* **What is expected**:
All of the data below should be written out exactly.

━━━━━ Data entries

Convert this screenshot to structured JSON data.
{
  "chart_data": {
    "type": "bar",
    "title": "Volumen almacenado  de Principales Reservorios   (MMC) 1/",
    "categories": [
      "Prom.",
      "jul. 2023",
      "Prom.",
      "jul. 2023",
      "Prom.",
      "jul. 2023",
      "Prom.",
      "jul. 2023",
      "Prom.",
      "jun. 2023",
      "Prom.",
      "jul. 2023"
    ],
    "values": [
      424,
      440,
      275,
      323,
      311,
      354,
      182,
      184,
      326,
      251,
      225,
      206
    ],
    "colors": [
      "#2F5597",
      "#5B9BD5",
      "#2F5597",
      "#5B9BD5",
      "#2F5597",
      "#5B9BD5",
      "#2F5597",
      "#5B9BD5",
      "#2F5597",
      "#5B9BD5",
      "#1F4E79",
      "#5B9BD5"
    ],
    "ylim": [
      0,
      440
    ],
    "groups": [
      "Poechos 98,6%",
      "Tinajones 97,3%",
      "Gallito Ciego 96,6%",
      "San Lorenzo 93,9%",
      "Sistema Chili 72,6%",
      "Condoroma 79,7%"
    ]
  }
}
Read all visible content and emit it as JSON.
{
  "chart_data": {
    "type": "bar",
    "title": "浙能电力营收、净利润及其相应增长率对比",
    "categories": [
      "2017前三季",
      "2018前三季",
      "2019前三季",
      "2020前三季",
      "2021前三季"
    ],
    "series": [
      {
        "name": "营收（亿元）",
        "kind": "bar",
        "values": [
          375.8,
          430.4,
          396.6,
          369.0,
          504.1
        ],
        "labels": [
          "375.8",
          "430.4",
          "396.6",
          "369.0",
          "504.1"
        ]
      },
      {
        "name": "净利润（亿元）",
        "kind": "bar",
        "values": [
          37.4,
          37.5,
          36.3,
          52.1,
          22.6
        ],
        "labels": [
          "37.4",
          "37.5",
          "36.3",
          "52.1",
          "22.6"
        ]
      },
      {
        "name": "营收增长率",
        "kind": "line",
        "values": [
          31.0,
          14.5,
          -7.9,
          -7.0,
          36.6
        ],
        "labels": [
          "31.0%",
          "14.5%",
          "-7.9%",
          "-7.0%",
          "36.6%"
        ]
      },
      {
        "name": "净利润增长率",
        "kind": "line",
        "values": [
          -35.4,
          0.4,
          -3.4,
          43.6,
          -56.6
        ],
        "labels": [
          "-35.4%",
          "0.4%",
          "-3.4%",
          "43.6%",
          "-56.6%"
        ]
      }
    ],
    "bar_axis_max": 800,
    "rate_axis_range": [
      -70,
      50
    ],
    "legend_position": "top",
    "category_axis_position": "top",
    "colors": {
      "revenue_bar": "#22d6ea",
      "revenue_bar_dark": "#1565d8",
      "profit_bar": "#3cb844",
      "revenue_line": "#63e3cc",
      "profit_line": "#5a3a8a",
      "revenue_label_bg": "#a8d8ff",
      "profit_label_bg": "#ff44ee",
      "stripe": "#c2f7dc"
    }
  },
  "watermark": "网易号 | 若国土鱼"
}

━━━━━━━━━━

* **Complete output**:
Convert this screenshot to structured JSON data.
{
  "chart_data": {
    "type": "bar",
    "title": "Volumen almacenado  de Principales Reservorios   (MMC) 1/",
    "categories": [
      "Prom.",
      "jul. 2023",
      "Prom.",
      "jul. 2023",
      "Prom.",
      "jul. 2023",
      "Prom.",
      "jul. 2023",
      "Prom.",
      "jun. 2023",
      "Prom.",
      "jul. 2023"
    ],
    "values": [
      424,
      440,
      275,
      323,
      311,
      354,
      182,
      184,
      326,
      251,
      225,
      206
    ],
    "colors": [
      "#2F5597",
      "#5B9BD5",
      "#2F5597",
      "#5B9BD5",
      "#2F5597",
      "#5B9BD5",
      "#2F5597",
      "#5B9BD5",
      "#2F5597",
      "#5B9BD5",
      "#1F4E79",
      "#5B9BD5"
    ],
    "ylim": [
      0,
      440
    ],
    "groups": [
      "Poechos 98,6%",
      "Tinajones 97,3%",
      "Gallito Ciego 96,6%",
      "San Lorenzo 93,9%",
      "Sistema Chili 72,6%",
      "Condoroma 79,7%"
    ]
  }
}
Read all visible content and emit it as JSON.
{
  "chart_data": {
    "type": "bar",
    "title": "浙能电力营收、净利润及其相应增长率对比",
    "categories": [
      "2017前三季",
      "2018前三季",
      "2019前三季",
      "2020前三季",
      "2021前三季"
    ],
    "series": [
      {
        "name": "营收（亿元）",
        "kind": "bar",
        "values": [
          375.8,
          430.4,
          396.6,
          369.0,
          504.1
        ],
        "labels": [
          "375.8",
          "430.4",
          "396.6",
          "369.0",
          "504.1"
        ]
      },
      {
        "name": "净利润（亿元）",
        "kind": "bar",
        "values": [
          37.4,
          37.5,
          36.3,
          52.1,
          22.6
        ],
        "labels": [
          "37.4",
          "37.5",
          "36.3",
          "52.1",
          "22.6"
        ]
      },
      {
        "name": "营收增长率",
        "kind": "line",
        "values": [
          31.0,
          14.5,
          -7.9,
          -7.0,
          36.6
        ],
        "labels": [
          "31.0%",
          "14.5%",
          "-7.9%",
          "-7.0%",
          "36.6%"
        ]
      },
      {
        "name": "净利润增长率",
        "kind": "line",
        "values": [
          -35.4,
          0.4,
          -3.4,
          43.6,
          -56.6
        ],
        "labels": [
          "-35.4%",
          "0.4%",
          "-3.4%",
          "43.6%",
          "-56.6%"
        ]
      }
    ],
    "bar_axis_max": 800,
    "rate_axis_range": [
      -70,
      50
    ],
    "legend_position": "top",
    "category_axis_position": "top",
    "colors": {
      "revenue_bar": "#22d6ea",
      "revenue_bar_dark": "#1565d8",
      "profit_bar": "#3cb844",
      "revenue_line": "#63e3cc",
      "profit_line": "#5a3a8a",
      "revenue_label_bg": "#a8d8ff",
      "profit_label_bg": "#ff44ee",
      "stripe": "#c2f7dc"
    }
  },
  "watermark": "网易号 | 若国土鱼"
}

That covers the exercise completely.